* BEGIN Excerpted data *

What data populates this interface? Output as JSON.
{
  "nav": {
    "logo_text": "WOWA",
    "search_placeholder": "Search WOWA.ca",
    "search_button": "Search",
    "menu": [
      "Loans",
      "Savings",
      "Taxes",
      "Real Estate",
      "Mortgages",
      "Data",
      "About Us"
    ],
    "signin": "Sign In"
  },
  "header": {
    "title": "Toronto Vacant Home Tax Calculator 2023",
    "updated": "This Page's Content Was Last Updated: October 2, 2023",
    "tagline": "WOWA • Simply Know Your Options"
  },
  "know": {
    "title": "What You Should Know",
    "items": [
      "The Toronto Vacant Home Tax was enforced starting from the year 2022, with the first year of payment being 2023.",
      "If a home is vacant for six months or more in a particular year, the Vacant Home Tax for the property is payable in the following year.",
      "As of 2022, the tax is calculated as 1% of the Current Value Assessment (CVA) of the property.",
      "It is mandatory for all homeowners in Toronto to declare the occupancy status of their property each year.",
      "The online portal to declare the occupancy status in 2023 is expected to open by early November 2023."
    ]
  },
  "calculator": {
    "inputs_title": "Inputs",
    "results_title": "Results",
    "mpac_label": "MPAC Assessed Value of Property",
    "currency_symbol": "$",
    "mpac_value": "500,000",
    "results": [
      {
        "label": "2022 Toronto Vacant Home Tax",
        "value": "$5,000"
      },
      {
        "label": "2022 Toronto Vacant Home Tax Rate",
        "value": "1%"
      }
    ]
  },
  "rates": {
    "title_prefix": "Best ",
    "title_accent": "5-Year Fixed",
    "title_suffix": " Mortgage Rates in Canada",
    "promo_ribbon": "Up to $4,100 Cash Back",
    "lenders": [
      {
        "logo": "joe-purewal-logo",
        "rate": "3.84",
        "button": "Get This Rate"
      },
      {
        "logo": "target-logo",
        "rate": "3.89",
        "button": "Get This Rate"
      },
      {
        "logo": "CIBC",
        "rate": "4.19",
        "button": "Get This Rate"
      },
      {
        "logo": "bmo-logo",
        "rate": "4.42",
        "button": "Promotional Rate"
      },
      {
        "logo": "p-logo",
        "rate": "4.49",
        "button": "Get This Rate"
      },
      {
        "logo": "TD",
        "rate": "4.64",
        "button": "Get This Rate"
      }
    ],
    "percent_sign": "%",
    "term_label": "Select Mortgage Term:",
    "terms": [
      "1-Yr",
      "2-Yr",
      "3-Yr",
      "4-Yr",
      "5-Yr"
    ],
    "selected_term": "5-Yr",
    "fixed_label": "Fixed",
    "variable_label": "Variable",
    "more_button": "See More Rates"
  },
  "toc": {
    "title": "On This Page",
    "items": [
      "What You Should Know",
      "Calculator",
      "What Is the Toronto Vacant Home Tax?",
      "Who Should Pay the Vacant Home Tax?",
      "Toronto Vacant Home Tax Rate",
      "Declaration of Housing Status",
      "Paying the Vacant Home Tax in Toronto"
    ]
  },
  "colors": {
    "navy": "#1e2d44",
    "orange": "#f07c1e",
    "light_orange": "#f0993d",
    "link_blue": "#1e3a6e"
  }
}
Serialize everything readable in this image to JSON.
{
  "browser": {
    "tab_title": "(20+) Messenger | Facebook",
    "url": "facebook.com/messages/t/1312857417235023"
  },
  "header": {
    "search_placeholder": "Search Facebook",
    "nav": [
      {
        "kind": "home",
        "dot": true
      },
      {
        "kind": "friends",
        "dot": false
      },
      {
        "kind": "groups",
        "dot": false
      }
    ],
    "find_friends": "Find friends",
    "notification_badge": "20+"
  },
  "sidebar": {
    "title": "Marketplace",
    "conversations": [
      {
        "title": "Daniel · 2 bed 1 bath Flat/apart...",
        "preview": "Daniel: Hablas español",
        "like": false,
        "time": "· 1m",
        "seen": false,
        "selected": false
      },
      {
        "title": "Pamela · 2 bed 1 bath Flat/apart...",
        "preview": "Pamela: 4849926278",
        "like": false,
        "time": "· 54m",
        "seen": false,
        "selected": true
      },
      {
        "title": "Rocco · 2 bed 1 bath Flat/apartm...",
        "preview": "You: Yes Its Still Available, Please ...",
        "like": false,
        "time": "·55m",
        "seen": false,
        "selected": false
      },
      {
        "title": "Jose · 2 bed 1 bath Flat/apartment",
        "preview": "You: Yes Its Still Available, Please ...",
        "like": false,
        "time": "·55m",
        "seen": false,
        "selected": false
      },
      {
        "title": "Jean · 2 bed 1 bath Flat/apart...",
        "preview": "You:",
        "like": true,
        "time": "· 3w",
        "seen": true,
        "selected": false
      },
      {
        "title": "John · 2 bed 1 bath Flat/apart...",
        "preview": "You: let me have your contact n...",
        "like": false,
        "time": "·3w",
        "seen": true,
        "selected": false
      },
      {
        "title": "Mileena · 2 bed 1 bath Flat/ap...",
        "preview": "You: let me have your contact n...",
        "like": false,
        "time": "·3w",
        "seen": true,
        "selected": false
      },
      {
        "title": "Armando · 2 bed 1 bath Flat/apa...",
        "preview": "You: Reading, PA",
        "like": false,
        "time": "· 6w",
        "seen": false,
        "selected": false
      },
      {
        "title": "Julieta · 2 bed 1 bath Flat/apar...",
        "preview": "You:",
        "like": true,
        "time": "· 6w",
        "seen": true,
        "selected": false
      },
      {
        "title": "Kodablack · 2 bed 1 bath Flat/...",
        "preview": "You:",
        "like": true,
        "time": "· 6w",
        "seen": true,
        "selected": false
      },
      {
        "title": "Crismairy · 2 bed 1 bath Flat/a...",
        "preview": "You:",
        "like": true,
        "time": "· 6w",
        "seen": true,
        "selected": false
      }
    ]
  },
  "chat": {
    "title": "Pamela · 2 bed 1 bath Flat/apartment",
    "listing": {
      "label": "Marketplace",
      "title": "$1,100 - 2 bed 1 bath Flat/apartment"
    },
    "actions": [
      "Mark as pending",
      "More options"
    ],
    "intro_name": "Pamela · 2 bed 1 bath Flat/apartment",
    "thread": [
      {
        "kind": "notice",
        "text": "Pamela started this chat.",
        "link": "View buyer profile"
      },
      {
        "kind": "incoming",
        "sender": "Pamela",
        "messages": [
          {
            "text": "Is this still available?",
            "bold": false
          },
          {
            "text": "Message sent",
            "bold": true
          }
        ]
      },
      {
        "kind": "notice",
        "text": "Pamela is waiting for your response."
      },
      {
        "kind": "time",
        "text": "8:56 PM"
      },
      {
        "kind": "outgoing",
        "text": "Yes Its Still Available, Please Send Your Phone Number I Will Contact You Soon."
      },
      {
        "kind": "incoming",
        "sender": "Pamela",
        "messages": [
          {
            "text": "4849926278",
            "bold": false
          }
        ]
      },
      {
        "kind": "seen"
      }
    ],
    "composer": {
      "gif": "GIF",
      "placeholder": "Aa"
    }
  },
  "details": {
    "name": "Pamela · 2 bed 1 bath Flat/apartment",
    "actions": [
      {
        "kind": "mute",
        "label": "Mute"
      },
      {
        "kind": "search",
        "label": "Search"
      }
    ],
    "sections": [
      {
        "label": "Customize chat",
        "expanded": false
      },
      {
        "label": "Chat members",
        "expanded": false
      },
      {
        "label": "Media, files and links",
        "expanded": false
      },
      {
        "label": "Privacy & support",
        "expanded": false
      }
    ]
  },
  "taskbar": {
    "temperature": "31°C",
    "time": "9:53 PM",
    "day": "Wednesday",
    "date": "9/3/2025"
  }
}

* END Excerpted data *

# [What is asked]
Extract each line of the material exactly as it stands.

# [Response]
What data populates this interface? Output as JSON.
{
  "nav": {
    "logo_text": "WOWA",
    "search_placeholder": "Search WOWA.ca",
    "search_button": "Search",
    "menu": [
      "Loans",
      "Savings",
      "Taxes",
      "Real Estate",
      "Mortgages",
      "Data",
      "About Us"
    ],
    "signin": "Sign In"
  },
  "header": {
    "title": "Toronto Vacant Home Tax Calculator 2023",
    "updated": "This Page's Content Was Last Updated: October 2, 2023",
    "tagline": "WOWA • Simply Know Your Options"
  },
  "know": {
    "title": "What You Should Know",
    "items": [
      "The Toronto Vacant Home Tax was enforced starting from the year 2022, with the first year of payment being 2023.",
      "If a home is vacant for six months or more in a particular year, the Vacant Home Tax for the property is payable in the following year.",
      "As of 2022, the tax is calculated as 1% of the Current Value Assessment (CVA) of the property.",
      "It is mandatory for all homeowners in Toronto to declare the occupancy status of their property each year.",
      "The online portal to declare the occupancy status in 2023 is expected to open by early November 2023."
    ]
  },
  "calculator": {
    "inputs_title": "Inputs",
    "results_title": "Results",
    "mpac_label": "MPAC Assessed Value of Property",
    "currency_symbol": "$",
    "mpac_value": "500,000",
    "results": [
      {
        "label": "2022 Toronto Vacant Home Tax",
        "value": "$5,000"
      },
      {
        "label": "2022 Toronto Vacant Home Tax Rate",
        "value": "1%"
      }
    ]
  },
  "rates": {
    "title_prefix": "Best ",
    "title_accent": "5-Year Fixed",
    "title_suffix": " Mortgage Rates in Canada",
    "promo_ribbon": "Up to $4,100 Cash Back",
    "lenders": [
      {
        "logo": "joe-purewal-logo",
        "rate": "3.84",
        "button": "Get This Rate"
      },
      {
        "logo": "target-logo",
        "rate": "3.89",
        "button": "Get This Rate"
      },
      {
        "logo": "CIBC",
        "rate": "4.19",
        "button": "Get This Rate"
      },
      {
        "logo": "bmo-logo",
        "rate": "4.42",
        "button": "Promotional Rate"
      },
      {
        "logo": "p-logo",
        "rate": "4.49",
        "button": "Get This Rate"
      },
      {
        "logo": "TD",
        "rate": "4.64",
        "button": "Get This Rate"
      }
    ],
    "percent_sign": "%",
    "term_label": "Select Mortgage Term:",
    "terms": [
      "1-Yr",
      "2-Yr",
      "3-Yr",
      "4-Yr",
      "5-Yr"
    ],
    "selected_term": "5-Yr",
    "fixed_label": "Fixed",
    "variable_label": "Variable",
    "more_button": "See More Rates"
  },
  "toc": {
    "title": "On This Page",
    "items": [
      "What You Should Know",
      "Calculator",
      "What Is the Toronto Vacant Home Tax?",
      "Who Should Pay the Vacant Home Tax?",
      "Toronto Vacant Home Tax Rate",
      "Declaration of Housing Status",
      "Paying the Vacant Home Tax in Toronto"
    ]
  },
  "colors": {
    "navy": "#1e2d44",
    "orange": "#f07c1e",
    "light_orange": "#f0993d",
    "link_blue": "#1e3a6e"
  }
}
Serialize everything readable in this image to JSON.
{
  "browser": {
    "tab_title": "(20+) Messenger | Facebook",
    "url": "facebook.com/messages/t/1312857417235023"
  },
  "header": {
    "search_placeholder": "Search Facebook",
    "nav": [
      {
        "kind": "home",
        "dot": true
      },
      {
        "kind": "friends",
        "dot": false
      },
      {
        "kind": "groups",
        "dot": false
      }
    ],
    "find_friends": "Find friends",
    "notification_badge": "20+"
  },
  "sidebar": {
    "title": "Marketplace",
    "conversations": [
      {
        "title": "Daniel · 2 bed 1 bath Flat/apart...",
        "preview": "Daniel: Hablas español",
        "like": false,
        "time": "· 1m",
        "seen": false,
        "selected": false
      },
      {
        "title": "Pamela · 2 bed 1 bath Flat/apart...",
        "preview": "Pamela: 4849926278",
        "like": false,
        "time": "· 54m",
        "seen": false,
        "selected": true
      },
      {
        "title": "Rocco · 2 bed 1 bath Flat/apartm...",
        "preview": "You: Yes Its Still Available, Please ...",
        "like": false,
        "time": "·55m",
        "seen": false,
        "selected": false
      },
      {
        "title": "Jose · 2 bed 1 bath Flat/apartment",
        "preview": "You: Yes Its Still Available, Please ...",
        "like": false,
        "time": "·55m",
        "seen": false,
        "selected": false
      },
      {
        "title": "Jean · 2 bed 1 bath Flat/apart...",
        "preview": "You:",
        "like": true,
        "time": "· 3w",
        "seen": true,
        "selected": false
      },
      {
        "title": "John · 2 bed 1 bath Flat/apart...",
        "preview": "You: let me have your contact n...",
        "like": false,
        "time": "·3w",
        "seen": true,
        "selected": false
      },
      {
        "title": "Mileena · 2 bed 1 bath Flat/ap...",
        "preview": "You: let me have your contact n...",
        "like": false,
        "time": "·3w",
        "seen": true,
        "selected": false
      },
      {
        "title": "Armando · 2 bed 1 bath Flat/apa...",
        "preview": "You: Reading, PA",
        "like": false,
        "time": "· 6w",
        "seen": false,
        "selected": false
      },
      {
        "title": "Julieta · 2 bed 1 bath Flat/apar...",
        "preview": "You:",
        "like": true,
        "time": "· 6w",
        "seen": true,
        "selected": false
      },
      {
        "title": "Kodablack · 2 bed 1 bath Flat/...",
        "preview": "You:",
        "like": true,
        "time": "· 6w",
        "seen": true,
        "selected": false
      },
      {
        "title": "Crismairy · 2 bed 1 bath Flat/a...",
        "preview": "You:",
        "like": true,
        "time": "· 6w",
        "seen": true,
        "selected": false
      }
    ]
  },
  "chat": {
    "title": "Pamela · 2 bed 1 bath Flat/apartment",
    "listing": {
      "label": "Marketplace",
      "title": "$1,100 - 2 bed 1 bath Flat/apartment"
    },
    "actions": [
      "Mark as pending",
      "More options"
    ],
    "intro_name": "Pamela · 2 bed 1 bath Flat/apartment",
    "thread": [
      {
        "kind": "notice",
        "text": "Pamela started this chat.",
        "link": "View buyer profile"
      },
      {
        "kind": "incoming",
        "sender": "Pamela",
        "messages": [
          {
            "text": "Is this still available?",
            "bold": false
          },
          {
            "text": "Message sent",
            "bold": true
          }
        ]
      },
      {
        "kind": "notice",
        "text": "Pamela is waiting for your response."
      },
      {
        "kind": "time",
        "text": "8:56 PM"
      },
      {
        "kind": "outgoing",
        "text": "Yes Its Still Available, Please Send Your Phone Number I Will Contact You Soon."
      },
      {
        "kind": "incoming",
        "sender": "Pamela",
        "messages": [
          {
            "text": "4849926278",
            "bold": false
          }
        ]
      },
      {
        "kind": "seen"
      }
    ],
    "composer": {
      "gif": "GIF",
      "placeholder": "Aa"
    }
  },
  "details": {
    "name": "Pamela · 2 bed 1 bath Flat/apartment",
    "actions": [
      {
        "kind": "mute",
        "label": "Mute"
      },
      {
        "kind": "search",
        "label": "Search"
      }
    ],
    "sections": [
      {
        "label": "Customize chat",
        "expanded": false
      },
      {
        "label": "Chat members",
        "expanded": false
      },
      {
        "label": "Media, files and links",
        "expanded": false
      },
      {
        "label": "Privacy & support",
        "expanded": false
      }
    ]
  },
  "taskbar": {
    "temperature": "31°C",
    "time": "9:53 PM",
    "day": "Wednesday",
    "date": "9/3/2025"
  }
}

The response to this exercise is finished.